Please print all of the material below, word for word.

◆ ◆ ◆ ◆

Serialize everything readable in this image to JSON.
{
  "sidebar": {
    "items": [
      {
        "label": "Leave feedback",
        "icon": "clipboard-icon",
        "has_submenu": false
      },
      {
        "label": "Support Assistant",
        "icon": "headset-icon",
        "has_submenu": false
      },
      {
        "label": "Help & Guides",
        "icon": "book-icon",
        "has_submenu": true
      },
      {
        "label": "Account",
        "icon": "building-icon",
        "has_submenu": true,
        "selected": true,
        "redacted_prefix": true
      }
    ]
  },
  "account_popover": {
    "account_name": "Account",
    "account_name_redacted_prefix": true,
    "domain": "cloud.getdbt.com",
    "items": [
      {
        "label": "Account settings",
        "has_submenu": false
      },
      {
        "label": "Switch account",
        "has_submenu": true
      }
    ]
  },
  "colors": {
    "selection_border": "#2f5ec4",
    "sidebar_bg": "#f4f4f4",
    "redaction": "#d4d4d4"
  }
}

◆ ◆ ◆ ◆

# TASK SOLUTION:
Serialize everything readable in this image to JSON.
{
  "sidebar": {
    "items": [
      {
        "label": "Leave feedback",
        "icon": "clipboard-icon",
        "has_submenu": false
      },
      {
        "label": "Support Assistant",
        "icon": "headset-icon",
        "has_submenu": false
      },
      {
        "label": "Help & Guides",
        "icon": "book-icon",
        "has_submenu": true
      },
      {
        "label": "Account",
        "icon": "building-icon",
        "has_submenu": true,
        "selected": true,
        "redacted_prefix": true
      }
    ]
  },
  "account_popover": {
    "account_name": "Account",
    "account_name_redacted_prefix": true,
    "domain": "cloud.getdbt.com",
    "items": [
      {
        "label": "Account settings",
        "has_submenu": false
      },
      {
        "label": "Switch account",
        "has_submenu": true
      }
    ]
  },
  "colors": {
    "selection_border": "#2f5ec4",
    "sidebar_bg": "#f4f4f4",
    "redaction": "#d4d4d4"
  }
}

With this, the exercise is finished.